+++ RECORD EXTRACTS

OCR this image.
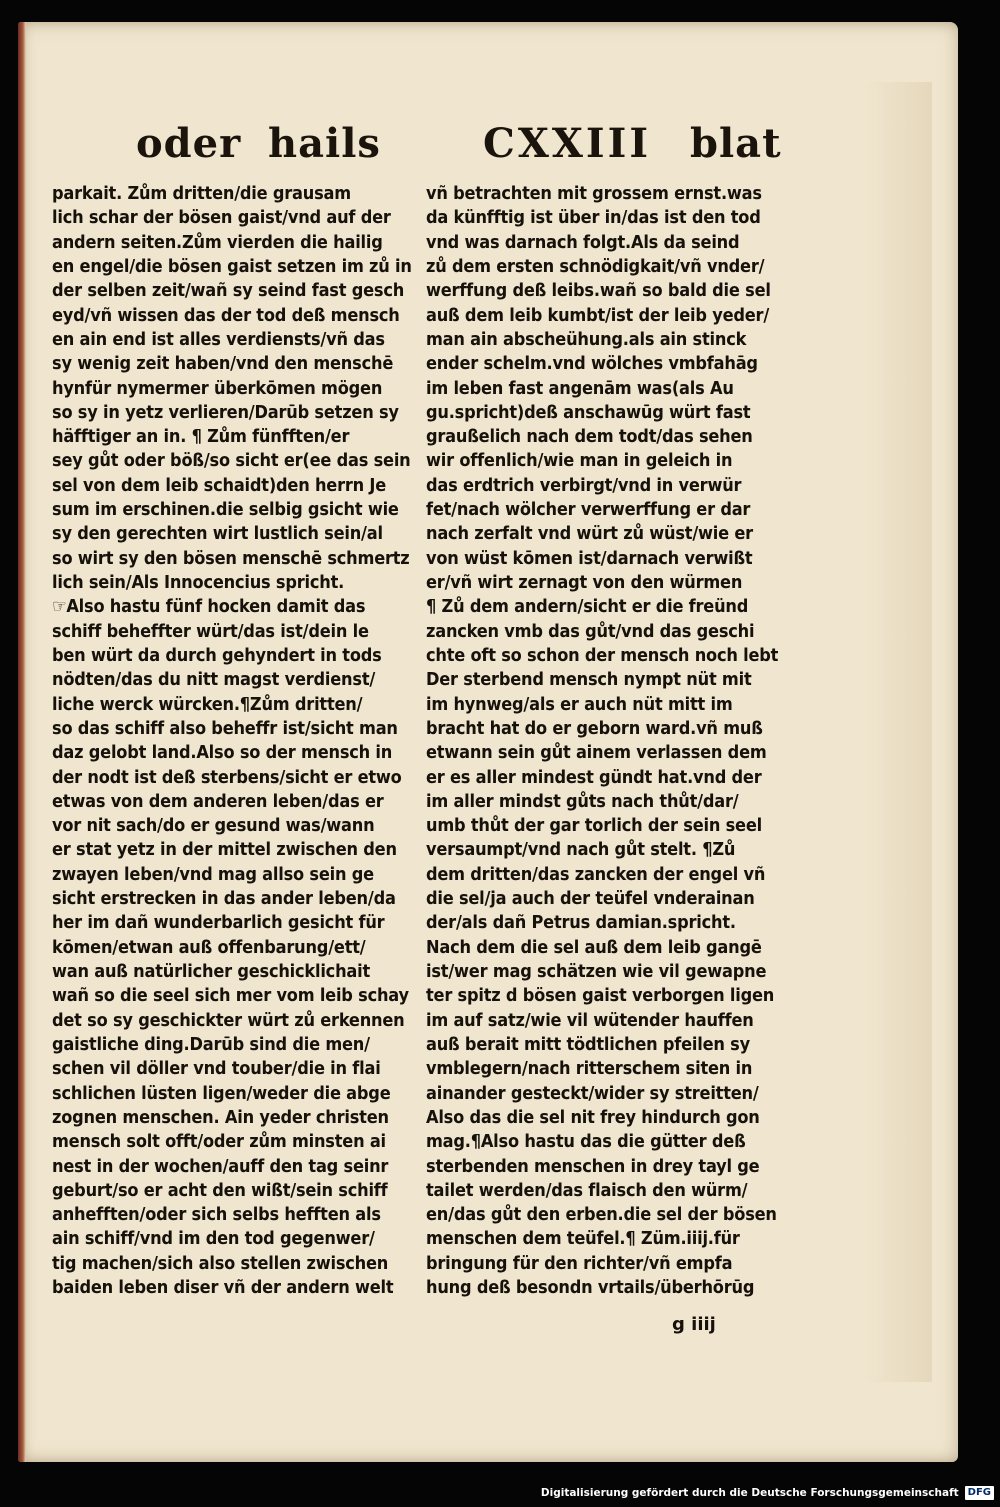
oder hails	CXXIII blat
parkait. Zům dritten/die grausam
lich schar der bösen gaist/vnd auf der
andern seiten.Zům vierden die hailig
en engel/die bösen gaist setzen im zů in
der selben zeit/wañ sy seind fast gesch
eyd/vñ wissen das der tod deß mensch
en ain end ist alles verdiensts/vñ das
sy wenig zeit haben/vnd den menschē
hynfür nymermer überkōmen mögen
so sy in yetz verlieren/Darūb setzen sy
häfftiger an in. ¶ Zům fünfften/er
sey gůt oder böß/so sicht er(ee das sein
sel von dem leib schaidt)den herrn Je
sum im erschinen.die selbig gsicht wie
sy den gerechten wirt lustlich sein/al
so wirt sy den bösen menschē schmertz
lich sein/Als Innocencius spricht.
☞Also hastu fünf hocken damit das
schiff beheffter würt/das ist/dein le
ben würt da durch gehyndert in tods
nödten/das du nitt magst verdienst/
liche werck würcken.¶Zům dritten/
so das schiff also beheffr ist/sicht man
daz gelobt land.Also so der mensch in
der nodt ist deß sterbens/sicht er etwo
etwas von dem anderen leben/das er
vor nit sach/do er gesund was/wann
er stat yetz in der mittel zwischen den
zwayen leben/vnd mag allso sein ge
sicht erstrecken in das ander leben/da
her im dañ wunderbarlich gesicht für
kōmen/etwan auß offenbarung/ett/
wan auß natürlicher geschicklichait
wañ so die seel sich mer vom leib schay
det so sy geschickter würt zů erkennen
gaistliche ding.Darūb sind die men/
schen vil döller vnd touber/die in flai
schlichen lüsten ligen/weder die abge
zognen menschen. Ain yeder christen
mensch solt offt/oder zům minsten ai
nest in der wochen/auff den tag seinr
geburt/so er acht den wißt/sein schiff
anhefften/oder sich selbs hefften als
ain schiff/vnd im den tod gegenwer/
tig machen/sich also stellen zwischen
baiden leben diser vñ der andern welt
vñ betrachten mit grossem ernst.was
da künfftig ist über in/das ist den tod
vnd was darnach folgt.Als da seind
zů dem ersten schnödigkait/vñ vnder/
werffung deß leibs.wañ so bald die sel
auß dem leib kumbt/ist der leib yeder/
man ain abscheühung.als ain stinck
ender schelm.vnd wölches vmbfahāg
im leben fast angenām was(als Au
gu.spricht)deß anschawūg würt fast
graußelich nach dem todt/das sehen
wir offenlich/wie man in geleich in
das erdtrich verbirgt/vnd in verwür
fet/nach wölcher verwerffung er dar
nach zerfalt vnd würt zů wüst/wie er
von wüst kōmen ist/darnach verwißt
er/vñ wirt zernagt von den würmen
¶ Zů dem andern/sicht er die freünd
zancken vmb das gůt/vnd das geschi
chte oft so schon der mensch noch lebt
Der sterbend mensch nympt nüt mit
im hynweg/als er auch nüt mitt im
bracht hat do er geborn ward.vñ muß
etwann sein gůt ainem verlassen dem
er es aller mindest gündt hat.vnd der
im aller mindst gůts nach thůt/dar/
umb thůt der gar torlich der sein seel
versaumpt/vnd nach gůt stelt. ¶Zů
dem dritten/das zancken der engel vñ
die sel/ja auch der teüfel vnderainan
der/als dañ Petrus damian.spricht.
Nach dem die sel auß dem leib gangē
ist/wer mag schätzen wie vil gewapne
ter spitz d bösen gaist verborgen ligen
im auf satz/wie vil wütender hauffen
auß berait mitt tödtlichen pfeilen sy
vmblegern/nach ritterschem siten in
ainander gesteckt/wider sy streitten/
Also das die sel nit frey hindurch gon
mag.¶Also hastu das die gütter deß
sterbenden menschen in drey tayl ge
tailet werden/das flaisch den würm/
en/das gůt den erben.die sel der bösen
menschen dem teüfel.¶ Züm.iiij.für
bringung für den richter/vñ empfa
hung deß besondn vrtails/überhōrūg
g iiij
Digitalisierung gefördert durch die Deutsche Forschungsgemeinschaft DFG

++++++

WRITTEN TASK: Reply with only the number of lines in the material above where the string "bösen" appears.

EXPECTED ANSWER: 5